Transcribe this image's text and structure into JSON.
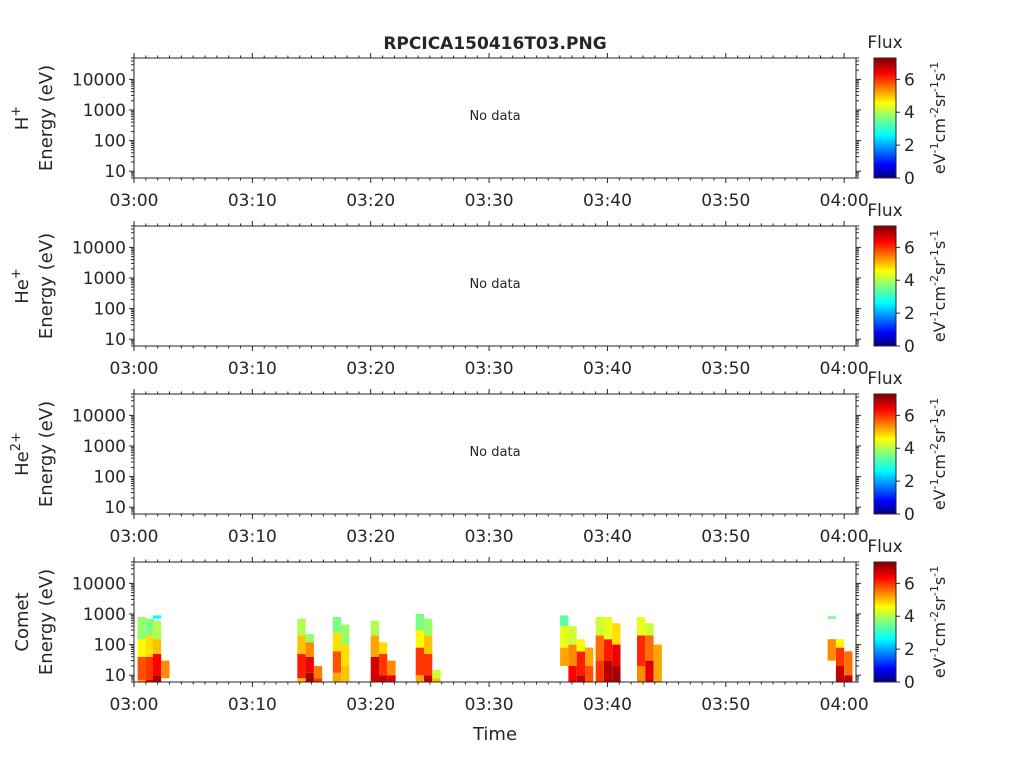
{
  "title": "RPCICA150416T03.PNG",
  "xlabel": "Time",
  "time_ticks": [
    "03:00",
    "03:10",
    "03:20",
    "03:30",
    "03:40",
    "03:50",
    "04:00"
  ],
  "energy_ticks": [
    "10",
    "100",
    "1000",
    "10000"
  ],
  "colorbar": {
    "title": "Flux",
    "ticks": [
      "0",
      "2",
      "4",
      "6"
    ],
    "unit_text": [
      "eV",
      "-1",
      "cm",
      "-2",
      "sr",
      "-1",
      "s",
      "-1"
    ]
  },
  "panels": [
    {
      "species_base": "H",
      "species_sup": "+",
      "energy_label": "Energy (eV)",
      "message": "No data"
    },
    {
      "species_base": "He",
      "species_sup": "+",
      "energy_label": "Energy (eV)",
      "message": "No data"
    },
    {
      "species_base": "He",
      "species_sup": "2+",
      "energy_label": "Energy (eV)",
      "message": "No data"
    },
    {
      "species_base": "Comet",
      "species_sup": "",
      "energy_label": "Energy (eV)",
      "message": ""
    }
  ],
  "chart_data": {
    "type": "heatmap",
    "title": "RPCICA150416T03.PNG",
    "xlabel": "Time",
    "x_range": [
      "03:00",
      "04:01"
    ],
    "y_scale": "log",
    "y_range_eV": [
      6,
      50000
    ],
    "colorbar_range": [
      0,
      7.3
    ],
    "colormap": "jet",
    "panels": [
      {
        "name": "H+",
        "data": []
      },
      {
        "name": "He+",
        "data": []
      },
      {
        "name": "He2+",
        "data": []
      },
      {
        "name": "Comet",
        "columns": [
          {
            "t_min": 0.3,
            "cells": [
              [
                1,
                7,
                5.2
              ],
              [
                7,
                40,
                5.8
              ],
              [
                40,
                150,
                4.6
              ],
              [
                150,
                800,
                3.8
              ]
            ]
          },
          {
            "t_min": 1.0,
            "cells": [
              [
                1,
                7,
                6.6
              ],
              [
                7,
                40,
                6.0
              ],
              [
                40,
                200,
                4.8
              ],
              [
                200,
                700,
                3.6
              ]
            ]
          },
          {
            "t_min": 1.6,
            "cells": [
              [
                1,
                10,
                7.0
              ],
              [
                10,
                50,
                6.4
              ],
              [
                50,
                150,
                5.0
              ],
              [
                150,
                600,
                4.0
              ],
              [
                700,
                900,
                2.8
              ]
            ]
          },
          {
            "t_min": 2.3,
            "cells": [
              [
                8,
                30,
                5.4
              ]
            ]
          },
          {
            "t_min": 13.8,
            "cells": [
              [
                1,
                8,
                5.0
              ],
              [
                8,
                50,
                6.2
              ],
              [
                50,
                200,
                5.0
              ],
              [
                200,
                700,
                4.0
              ]
            ]
          },
          {
            "t_min": 14.5,
            "cells": [
              [
                1,
                12,
                7.0
              ],
              [
                12,
                40,
                6.5
              ],
              [
                40,
                120,
                5.4
              ],
              [
                120,
                220,
                3.8
              ]
            ]
          },
          {
            "t_min": 15.2,
            "cells": [
              [
                1,
                8,
                6.0
              ],
              [
                8,
                20,
                5.5
              ]
            ]
          },
          {
            "t_min": 16.8,
            "cells": [
              [
                1,
                12,
                5.2
              ],
              [
                12,
                60,
                5.8
              ],
              [
                60,
                250,
                4.8
              ],
              [
                250,
                800,
                3.6
              ]
            ]
          },
          {
            "t_min": 17.5,
            "cells": [
              [
                1,
                20,
                5.0
              ],
              [
                20,
                100,
                4.8
              ],
              [
                100,
                450,
                3.8
              ]
            ]
          },
          {
            "t_min": 20.0,
            "cells": [
              [
                1,
                6,
                5.0
              ],
              [
                6,
                40,
                6.7
              ],
              [
                40,
                200,
                5.2
              ],
              [
                200,
                600,
                4.0
              ]
            ]
          },
          {
            "t_min": 20.7,
            "cells": [
              [
                1,
                10,
                6.8
              ],
              [
                10,
                50,
                6.0
              ],
              [
                50,
                120,
                4.8
              ]
            ]
          },
          {
            "t_min": 21.4,
            "cells": [
              [
                1,
                10,
                6.6
              ],
              [
                10,
                30,
                5.4
              ]
            ]
          },
          {
            "t_min": 23.8,
            "cells": [
              [
                1,
                10,
                5.2
              ],
              [
                10,
                80,
                6.0
              ],
              [
                80,
                300,
                4.6
              ],
              [
                300,
                1000,
                3.6
              ]
            ]
          },
          {
            "t_min": 24.5,
            "cells": [
              [
                1,
                10,
                6.8
              ],
              [
                10,
                50,
                6.0
              ],
              [
                50,
                200,
                5.0
              ],
              [
                200,
                700,
                3.8
              ]
            ]
          },
          {
            "t_min": 25.2,
            "cells": [
              [
                1,
                8,
                5.0
              ],
              [
                8,
                15,
                4.2
              ]
            ]
          },
          {
            "t_min": 36.0,
            "cells": [
              [
                20,
                80,
                5.2
              ],
              [
                80,
                400,
                4.4
              ],
              [
                400,
                900,
                3.4
              ]
            ]
          },
          {
            "t_min": 36.7,
            "cells": [
              [
                1,
                20,
                6.4
              ],
              [
                20,
                100,
                5.4
              ],
              [
                100,
                400,
                4.2
              ]
            ]
          },
          {
            "t_min": 37.4,
            "cells": [
              [
                1,
                10,
                6.8
              ],
              [
                10,
                60,
                6.2
              ],
              [
                60,
                150,
                4.6
              ]
            ]
          },
          {
            "t_min": 38.1,
            "cells": [
              [
                1,
                20,
                5.8
              ],
              [
                20,
                80,
                5.2
              ]
            ]
          },
          {
            "t_min": 39.0,
            "cells": [
              [
                6,
                30,
                6.0
              ],
              [
                30,
                200,
                5.6
              ],
              [
                200,
                800,
                4.2
              ]
            ]
          },
          {
            "t_min": 39.7,
            "cells": [
              [
                1,
                30,
                6.9
              ],
              [
                30,
                150,
                6.2
              ],
              [
                150,
                800,
                4.4
              ]
            ]
          },
          {
            "t_min": 40.4,
            "cells": [
              [
                1,
                20,
                7.0
              ],
              [
                20,
                100,
                6.5
              ],
              [
                100,
                500,
                4.8
              ]
            ]
          },
          {
            "t_min": 42.5,
            "cells": [
              [
                1,
                20,
                5.4
              ],
              [
                20,
                200,
                6.1
              ],
              [
                200,
                800,
                4.4
              ]
            ]
          },
          {
            "t_min": 43.2,
            "cells": [
              [
                1,
                30,
                6.6
              ],
              [
                30,
                200,
                5.6
              ],
              [
                200,
                500,
                4.2
              ]
            ]
          },
          {
            "t_min": 43.9,
            "cells": [
              [
                1,
                100,
                5.2
              ]
            ]
          },
          {
            "t_min": 58.6,
            "cells": [
              [
                30,
                150,
                5.4
              ],
              [
                700,
                850,
                3.6
              ]
            ]
          },
          {
            "t_min": 59.3,
            "cells": [
              [
                1,
                20,
                6.8
              ],
              [
                20,
                80,
                6.0
              ],
              [
                80,
                150,
                4.6
              ]
            ]
          },
          {
            "t_min": 60.0,
            "cells": [
              [
                1,
                10,
                6.8
              ],
              [
                10,
                60,
                5.6
              ]
            ]
          }
        ]
      }
    ]
  }
}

####################

**What the task requires:** Reproduce every line precisely as given, omitting all pictures.

**Response to the task:**
Transcribe this image's text and structure into JSON.
{
  "title": "RPCICA150416T03.PNG",
  "xlabel": "Time",
  "time_ticks": [
    "03:00",
    "03:10",
    "03:20",
    "03:30",
    "03:40",
    "03:50",
    "04:00"
  ],
  "energy_ticks": [
    "10",
    "100",
    "1000",
    "10000"
  ],
  "colorbar": {
    "title": "Flux",
    "ticks": [
      "0",
      "2",
      "4",
      "6"
    ],
    "unit_text": [
      "eV",
      "-1",
      "cm",
      "-2",
      "sr",
      "-1",
      "s",
      "-1"
    ]
  },
  "panels": [
    {
      "species_base": "H",
      "species_sup": "+",
      "energy_label": "Energy (eV)",
      "message": "No data"
    },
    {
      "species_base": "He",
      "species_sup": "+",
      "energy_label": "Energy (eV)",
      "message": "No data"
    },
    {
      "species_base": "He",
      "species_sup": "2+",
      "energy_label": "Energy (eV)",
      "message": "No data"
    },
    {
      "species_base": "Comet",
      "species_sup": "",
      "energy_label": "Energy (eV)",
      "message": ""
    }
  ],
  "chart_data": {
    "type": "heatmap",
    "title": "RPCICA150416T03.PNG",
    "xlabel": "Time",
    "x_range": [
      "03:00",
      "04:01"
    ],
    "y_scale": "log",
    "y_range_eV": [
      6,
      50000
    ],
    "colorbar_range": [
      0,
      7.3
    ],
    "colormap": "jet",
    "panels": [
      {
        "name": "H+",
        "data": []
      },
      {
        "name": "He+",
        "data": []
      },
      {
        "name": "He2+",
        "data": []
      },
      {
        "name": "Comet",
        "columns": [
          {
            "t_min": 0.3,
            "cells": [
              [
                1,
                7,
                5.2
              ],
              [
                7,
                40,
                5.8
              ],
              [
                40,
                150,
                4.6
              ],
              [
                150,
                800,
                3.8
              ]
            ]
          },
          {
            "t_min": 1.0,
            "cells": [
              [
                1,
                7,
                6.6
              ],
              [
                7,
                40,
                6.0
              ],
              [
                40,
                200,
                4.8
              ],
              [
                200,
                700,
                3.6
              ]
            ]
          },
          {
            "t_min": 1.6,
            "cells": [
              [
                1,
                10,
                7.0
              ],
              [
                10,
                50,
                6.4
              ],
              [
                50,
                150,
                5.0
              ],
              [
                150,
                600,
                4.0
              ],
              [
                700,
                900,
                2.8
              ]
            ]
          },
          {
            "t_min": 2.3,
            "cells": [
              [
                8,
                30,
                5.4
              ]
            ]
          },
          {
            "t_min": 13.8,
            "cells": [
              [
                1,
                8,
                5.0
              ],
              [
                8,
                50,
                6.2
              ],
              [
                50,
                200,
                5.0
              ],
              [
                200,
                700,
                4.0
              ]
            ]
          },
          {
            "t_min": 14.5,
            "cells": [
              [
                1,
                12,
                7.0
              ],
              [
                12,
                40,
                6.5
              ],
              [
                40,
                120,
                5.4
              ],
              [
                120,
                220,
                3.8
              ]
            ]
          },
          {
            "t_min": 15.2,
            "cells": [
              [
                1,
                8,
                6.0
              ],
              [
                8,
                20,
                5.5
              ]
            ]
          },
          {
            "t_min": 16.8,
            "cells": [
              [
                1,
                12,
                5.2
              ],
              [
                12,
                60,
                5.8
              ],
              [
                60,
                250,
                4.8
              ],
              [
                250,
                800,
                3.6
              ]
            ]
          },
          {
            "t_min": 17.5,
            "cells": [
              [
                1,
                20,
                5.0
              ],
              [
                20,
                100,
                4.8
              ],
              [
                100,
                450,
                3.8
              ]
            ]
          },
          {
            "t_min": 20.0,
            "cells": [
              [
                1,
                6,
                5.0
              ],
              [
                6,
                40,
                6.7
              ],
              [
                40,
                200,
                5.2
              ],
              [
                200,
                600,
                4.0
              ]
            ]
          },
          {
            "t_min": 20.7,
            "cells": [
              [
                1,
                10,
                6.8
              ],
              [
                10,
                50,
                6.0
              ],
              [
                50,
                120,
                4.8
              ]
            ]
          },
          {
            "t_min": 21.4,
            "cells": [
              [
                1,
                10,
                6.6
              ],
              [
                10,
                30,
                5.4
              ]
            ]
          },
          {
            "t_min": 23.8,
            "cells": [
              [
                1,
                10,
                5.2
              ],
              [
                10,
                80,
                6.0
              ],
              [
                80,
                300,
                4.6
              ],
              [
                300,
                1000,
                3.6
              ]
            ]
          },
          {
            "t_min": 24.5,
            "cells": [
              [
                1,
                10,
                6.8
              ],
              [
                10,
                50,
                6.0
              ],
              [
                50,
                200,
                5.0
              ],
              [
                200,
                700,
                3.8
              ]
            ]
          },
          {
            "t_min": 25.2,
            "cells": [
              [
                1,
                8,
                5.0
              ],
              [
                8,
                15,
                4.2
              ]
            ]
          },
          {
            "t_min": 36.0,
            "cells": [
              [
                20,
                80,
                5.2
              ],
              [
                80,
                400,
                4.4
              ],
              [
                400,
                900,
                3.4
              ]
            ]
          },
          {
            "t_min": 36.7,
            "cells": [
              [
                1,
                20,
                6.4
              ],
              [
                20,
                100,
                5.4
              ],
              [
                100,
                400,
                4.2
              ]
            ]
          },
          {
            "t_min": 37.4,
            "cells": [
              [
                1,
                10,
                6.8
              ],
              [
                10,
                60,
                6.2
              ],
              [
                60,
                150,
                4.6
              ]
            ]
          },
          {
            "t_min": 38.1,
            "cells": [
              [
                1,
                20,
                5.8
              ],
              [
                20,
                80,
                5.2
              ]
            ]
          },
          {
            "t_min": 39.0,
            "cells": [
              [
                6,
                30,
                6.0
              ],
              [
                30,
                200,
                5.6
              ],
              [
                200,
                800,
                4.2
              ]
            ]
          },
          {
            "t_min": 39.7,
            "cells": [
              [
                1,
                30,
                6.9
              ],
              [
                30,
                150,
                6.2
              ],
              [
                150,
                800,
                4.4
              ]
            ]
          },
          {
            "t_min": 40.4,
            "cells": [
              [
                1,
                20,
                7.0
              ],
              [
                20,
                100,
                6.5
              ],
              [
                100,
                500,
                4.8
              ]
            ]
          },
          {
            "t_min": 42.5,
            "cells": [
              [
                1,
                20,
                5.4
              ],
              [
                20,
                200,
                6.1
              ],
              [
                200,
                800,
                4.4
              ]
            ]
          },
          {
            "t_min": 43.2,
            "cells": [
              [
                1,
                30,
                6.6
              ],
              [
                30,
                200,
                5.6
              ],
              [
                200,
                500,
                4.2
              ]
            ]
          },
          {
            "t_min": 43.9,
            "cells": [
              [
                1,
                100,
                5.2
              ]
            ]
          },
          {
            "t_min": 58.6,
            "cells": [
              [
                30,
                150,
                5.4
              ],
              [
                700,
                850,
                3.6
              ]
            ]
          },
          {
            "t_min": 59.3,
            "cells": [
              [
                1,
                20,
                6.8
              ],
              [
                20,
                80,
                6.0
              ],
              [
                80,
                150,
                4.6
              ]
            ]
          },
          {
            "t_min": 60.0,
            "cells": [
              [
                1,
                10,
                6.8
              ],
              [
                10,
                60,
                5.6
              ]
            ]
          }
        ]
      }
    ]
  }
}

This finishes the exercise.